* [YOUR INSTRUCTIONS]: Print the entries below in their entirety, exactly as they are written.

━━━━━━━━━━━━━━━━

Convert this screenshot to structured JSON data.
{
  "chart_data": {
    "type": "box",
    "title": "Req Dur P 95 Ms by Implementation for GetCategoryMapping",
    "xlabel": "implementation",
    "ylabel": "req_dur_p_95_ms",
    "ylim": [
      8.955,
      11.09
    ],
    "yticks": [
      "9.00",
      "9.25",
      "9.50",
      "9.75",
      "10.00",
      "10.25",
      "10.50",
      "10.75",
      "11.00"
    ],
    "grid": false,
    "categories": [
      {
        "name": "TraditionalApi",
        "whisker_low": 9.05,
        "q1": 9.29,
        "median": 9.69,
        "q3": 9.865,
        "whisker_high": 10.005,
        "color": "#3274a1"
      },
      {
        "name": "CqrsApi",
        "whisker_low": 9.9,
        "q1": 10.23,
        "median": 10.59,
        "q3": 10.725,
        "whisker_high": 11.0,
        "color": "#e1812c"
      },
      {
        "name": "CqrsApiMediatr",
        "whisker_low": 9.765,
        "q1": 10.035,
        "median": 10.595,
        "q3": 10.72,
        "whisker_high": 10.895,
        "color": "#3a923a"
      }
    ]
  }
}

━━━━━━━━━━━━━━━━

* [FULL ANSWER]:
Convert this screenshot to structured JSON data.
{
  "chart_data": {
    "type": "box",
    "title": "Req Dur P 95 Ms by Implementation for GetCategoryMapping",
    "xlabel": "implementation",
    "ylabel": "req_dur_p_95_ms",
    "ylim": [
      8.955,
      11.09
    ],
    "yticks": [
      "9.00",
      "9.25",
      "9.50",
      "9.75",
      "10.00",
      "10.25",
      "10.50",
      "10.75",
      "11.00"
    ],
    "grid": false,
    "categories": [
      {
        "name": "TraditionalApi",
        "whisker_low": 9.05,
        "q1": 9.29,
        "median": 9.69,
        "q3": 9.865,
        "whisker_high": 10.005,
        "color": "#3274a1"
      },
      {
        "name": "CqrsApi",
        "whisker_low": 9.9,
        "q1": 10.23,
        "median": 10.59,
        "q3": 10.725,
        "whisker_high": 11.0,
        "color": "#e1812c"
      },
      {
        "name": "CqrsApiMediatr",
        "whisker_low": 9.765,
        "q1": 10.035,
        "median": 10.595,
        "q3": 10.72,
        "whisker_high": 10.895,
        "color": "#3a923a"
      }
    ]
  }
}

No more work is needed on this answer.